» **SOURCE DOCUMENT**
**********

A total of 36 people were injured across Ukraine over the past day, according to a tally of updates by Ukrainian authorities.
Meanwhile, a man suspected of shooting a top military intelligence officer in Moscow has been detained, according to Russia’s security service.
Lieutenant General Vladimir Alexeyev – an official previously linked to the Salisbury poisonings – was shot several times outside an apartment building in an alleged assassination attempt. He is currently recovering in hospital after undergoing surgery.
Ukraine’s Klitschko brothers are set to give evidence at a British parliamentary committee hearing on the war in Ukraine.
Vitalii Klitschko, who is the mayor of Kyiv, is one of President Zelensky’s highest profile domestic political opponents, and has often been highly critical of the president.
The hearing is set to begin at around 1:30pm – stay with us for all the key lines.
Germany has indicted a Ukrainian national in connection with allegations of a plot linked to Russian intelligence to detonate parcel packages in Europe, German prosecutors said in a statement on Monday.
The Russian embassy in Berlin has not yet commented on the news.
US secretary of state Marco Rubio will lead “a sizeable delegation” of US officials to the Munich Security Conference this weekend, the conference’s head said.
More than 50 members of the U.S. Congress are also expected at the meeting, an annual conference on international security policy that has been held in Munich since 1963.
The governors of Michigan and California are expected to attend, former diplomat and conference chairman Wolfgang Ischinger told a news conference in Berlin.
“At the moment, transatlantic relations are, in my view, in a considerable crisis of trust and credibility,” he said. “That is why it is particularly gratifying that the American side is showing such strong interest in Munich.”
Ukrainian President Volodymyr Zelensky revealed the US has set a June deadline for Ukraine and Russia to finalise a peace agreement, aiming to conclude the nearly four-year conflict.
Here’s everything you need to know in five bullet points:
Ukraine is set to launch drone production in Germany by mid-February, president Volodymyr Zelensky has said.

**********

» **TASKS TO PERFORM**
1: Reproduce the passage of the news roundup starting at "Lieutenant General Vladimir" and ending at "the key lines.".
2: Summarize the news roundup in two sentences.
The data has no connection to the news roundup.

Data records
**********

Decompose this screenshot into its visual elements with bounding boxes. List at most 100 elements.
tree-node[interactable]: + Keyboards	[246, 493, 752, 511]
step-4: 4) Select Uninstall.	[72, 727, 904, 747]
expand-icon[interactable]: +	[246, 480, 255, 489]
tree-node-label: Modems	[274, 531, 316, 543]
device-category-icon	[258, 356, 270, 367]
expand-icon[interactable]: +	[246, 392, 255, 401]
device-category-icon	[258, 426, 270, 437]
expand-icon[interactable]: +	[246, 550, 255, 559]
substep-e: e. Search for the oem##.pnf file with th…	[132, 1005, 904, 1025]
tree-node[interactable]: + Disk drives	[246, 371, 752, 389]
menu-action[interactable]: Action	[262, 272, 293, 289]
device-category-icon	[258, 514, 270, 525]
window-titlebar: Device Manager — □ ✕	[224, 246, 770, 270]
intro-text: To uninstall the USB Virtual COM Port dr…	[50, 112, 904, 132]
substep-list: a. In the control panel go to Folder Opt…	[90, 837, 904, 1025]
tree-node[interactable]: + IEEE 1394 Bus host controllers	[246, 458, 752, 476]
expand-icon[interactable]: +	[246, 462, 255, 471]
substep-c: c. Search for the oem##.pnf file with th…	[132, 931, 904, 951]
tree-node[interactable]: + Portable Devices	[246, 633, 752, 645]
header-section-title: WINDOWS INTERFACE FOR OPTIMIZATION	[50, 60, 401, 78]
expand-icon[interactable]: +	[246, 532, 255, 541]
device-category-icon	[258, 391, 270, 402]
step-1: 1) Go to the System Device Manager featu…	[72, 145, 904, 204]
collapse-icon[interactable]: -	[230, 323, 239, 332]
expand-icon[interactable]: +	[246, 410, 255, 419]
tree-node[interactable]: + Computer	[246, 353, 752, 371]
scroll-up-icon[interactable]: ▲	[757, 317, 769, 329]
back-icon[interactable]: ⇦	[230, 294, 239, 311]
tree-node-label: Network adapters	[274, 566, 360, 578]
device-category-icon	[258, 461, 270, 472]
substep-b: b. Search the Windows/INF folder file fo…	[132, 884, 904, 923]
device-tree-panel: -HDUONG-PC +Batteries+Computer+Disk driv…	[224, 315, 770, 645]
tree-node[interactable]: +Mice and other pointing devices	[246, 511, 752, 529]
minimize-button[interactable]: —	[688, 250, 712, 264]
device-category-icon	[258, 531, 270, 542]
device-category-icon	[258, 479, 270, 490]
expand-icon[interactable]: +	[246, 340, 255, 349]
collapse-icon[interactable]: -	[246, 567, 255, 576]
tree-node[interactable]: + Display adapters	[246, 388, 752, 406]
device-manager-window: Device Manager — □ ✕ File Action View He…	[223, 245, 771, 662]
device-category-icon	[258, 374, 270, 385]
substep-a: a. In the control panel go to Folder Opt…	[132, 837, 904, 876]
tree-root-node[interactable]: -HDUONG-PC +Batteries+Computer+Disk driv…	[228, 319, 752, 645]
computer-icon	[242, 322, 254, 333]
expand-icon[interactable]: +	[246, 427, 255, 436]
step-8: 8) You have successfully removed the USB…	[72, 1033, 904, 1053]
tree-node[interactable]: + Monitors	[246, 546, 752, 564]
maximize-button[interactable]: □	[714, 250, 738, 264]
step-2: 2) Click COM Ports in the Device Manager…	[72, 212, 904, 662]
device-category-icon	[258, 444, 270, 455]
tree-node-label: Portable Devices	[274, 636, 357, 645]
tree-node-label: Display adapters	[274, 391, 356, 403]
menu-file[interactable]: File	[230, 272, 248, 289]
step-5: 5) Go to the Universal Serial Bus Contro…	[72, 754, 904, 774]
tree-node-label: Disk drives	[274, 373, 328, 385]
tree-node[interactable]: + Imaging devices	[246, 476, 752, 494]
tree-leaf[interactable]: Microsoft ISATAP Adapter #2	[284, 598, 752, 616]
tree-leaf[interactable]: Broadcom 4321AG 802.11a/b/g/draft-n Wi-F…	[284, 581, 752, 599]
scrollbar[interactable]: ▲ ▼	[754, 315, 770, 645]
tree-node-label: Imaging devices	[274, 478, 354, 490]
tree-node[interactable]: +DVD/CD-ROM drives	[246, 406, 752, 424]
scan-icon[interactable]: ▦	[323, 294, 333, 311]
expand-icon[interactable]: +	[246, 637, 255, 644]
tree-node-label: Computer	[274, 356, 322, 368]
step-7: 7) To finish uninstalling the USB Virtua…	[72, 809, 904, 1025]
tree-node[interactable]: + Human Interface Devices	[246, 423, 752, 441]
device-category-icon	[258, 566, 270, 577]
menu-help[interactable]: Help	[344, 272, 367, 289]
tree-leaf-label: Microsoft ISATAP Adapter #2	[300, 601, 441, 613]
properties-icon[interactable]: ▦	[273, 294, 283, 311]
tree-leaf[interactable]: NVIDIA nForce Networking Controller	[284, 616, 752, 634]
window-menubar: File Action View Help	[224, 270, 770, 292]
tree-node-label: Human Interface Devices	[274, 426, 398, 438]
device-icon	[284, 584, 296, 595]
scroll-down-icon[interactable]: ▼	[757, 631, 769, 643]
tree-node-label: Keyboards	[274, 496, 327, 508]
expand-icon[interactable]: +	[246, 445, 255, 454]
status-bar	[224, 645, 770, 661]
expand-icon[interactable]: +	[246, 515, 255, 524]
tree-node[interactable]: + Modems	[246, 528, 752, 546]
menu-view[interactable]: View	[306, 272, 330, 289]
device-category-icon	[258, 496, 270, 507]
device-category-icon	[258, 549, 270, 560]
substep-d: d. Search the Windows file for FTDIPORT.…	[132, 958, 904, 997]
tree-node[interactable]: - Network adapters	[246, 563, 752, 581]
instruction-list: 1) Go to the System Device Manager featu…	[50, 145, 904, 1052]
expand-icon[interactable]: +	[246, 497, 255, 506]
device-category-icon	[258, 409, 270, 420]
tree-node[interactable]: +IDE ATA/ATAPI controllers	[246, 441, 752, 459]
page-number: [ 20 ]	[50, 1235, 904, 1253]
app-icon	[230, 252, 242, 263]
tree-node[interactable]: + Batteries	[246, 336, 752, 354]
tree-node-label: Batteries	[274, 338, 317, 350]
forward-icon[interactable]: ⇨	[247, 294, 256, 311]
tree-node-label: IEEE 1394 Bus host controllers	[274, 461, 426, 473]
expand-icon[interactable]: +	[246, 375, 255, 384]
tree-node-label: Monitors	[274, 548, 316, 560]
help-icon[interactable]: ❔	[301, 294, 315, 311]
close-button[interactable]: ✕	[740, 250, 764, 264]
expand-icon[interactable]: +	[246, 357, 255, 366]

**********

» **SOLUTION SET**
1:
Lieutenant General Vladimir Alexeyev – an official previously linked to the Salisbury poisonings – was shot several times outside an apartment building in an alleged assassination attempt. He is currently recovering in hospital after undergoing surgery.
Ukraine’s Klitschko brothers are set to give evidence at a British parliamentary committee hearing on the war in Ukraine.
Vitalii Klitschko, who is the mayor of Kyiv, is one of President Zelensky’s highest profile domestic political opponents, and has often been highly critical of the president.
The hearing is set to begin at around 1:30pm – stay with us for all the key lines.

2: Ukrainian authorities reported 36 people injured across Ukraine over the past day, and Russia's security service said a man suspected of shooting Lieutenant General Vladimir Alexeyev in Moscow has been detained. Germany has indicted a Ukrainian national over an alleged plot linked to Russian intelligence to detonate parcel packages in Europe, US secretary of state Marco Rubio will lead a sizeable delegation to the Munich Security Conference, and Zelensky said the US has set a June deadline for a peace agreement.